• _What you will do_: Filter out everything except lines holding "после".

Collection entries

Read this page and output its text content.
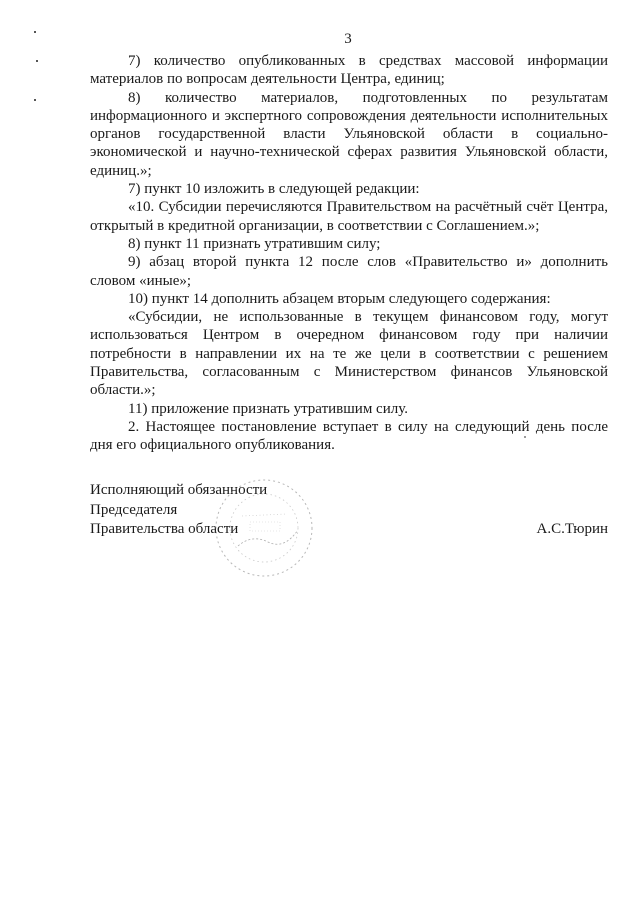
3

7) количество опубликованных в средствах массовой информации материалов по вопросам деятельности Центра, единиц;

8) количество материалов, подготовленных по результатам информационного и экспертного сопровождения деятельности исполнительных органов государственной власти Ульяновской области в социально-экономической и научно-технической сферах развития Ульяновской области, единиц.»;

7) пункт 10 изложить в следующей редакции:

«10. Субсидии перечисляются Правительством на расчётный счёт Центра, открытый в кредитной организации, в соответствии с Соглашением.»;

8) пункт 11 признать утратившим силу;

9) абзац второй пункта 12 после слов «Правительство и» дополнить словом «иные»;

10) пункт 14 дополнить абзацем вторым следующего содержания:

«Субсидии, не использованные в текущем финансовом году, могут использоваться Центром в очередном финансовом году при наличии потребности в направлении их на те же цели в соответствии с решением Правительства, согласованным с Министерством финансов Ульяновской области.»;

11) приложение признать утратившим силу.

2. Настоящее постановление вступает в силу на следующий день после дня его официального опубликования.

Исполняющий обязанности
Председателя
Правительства области	А.С.Тюрин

• _Output of the task_:
9) абзац второй пункта 12 после слов «Правительство и» дополнить словом «иные»;
2. Настоящее постановление вступает в силу на следующий день после дня его официального опубликования.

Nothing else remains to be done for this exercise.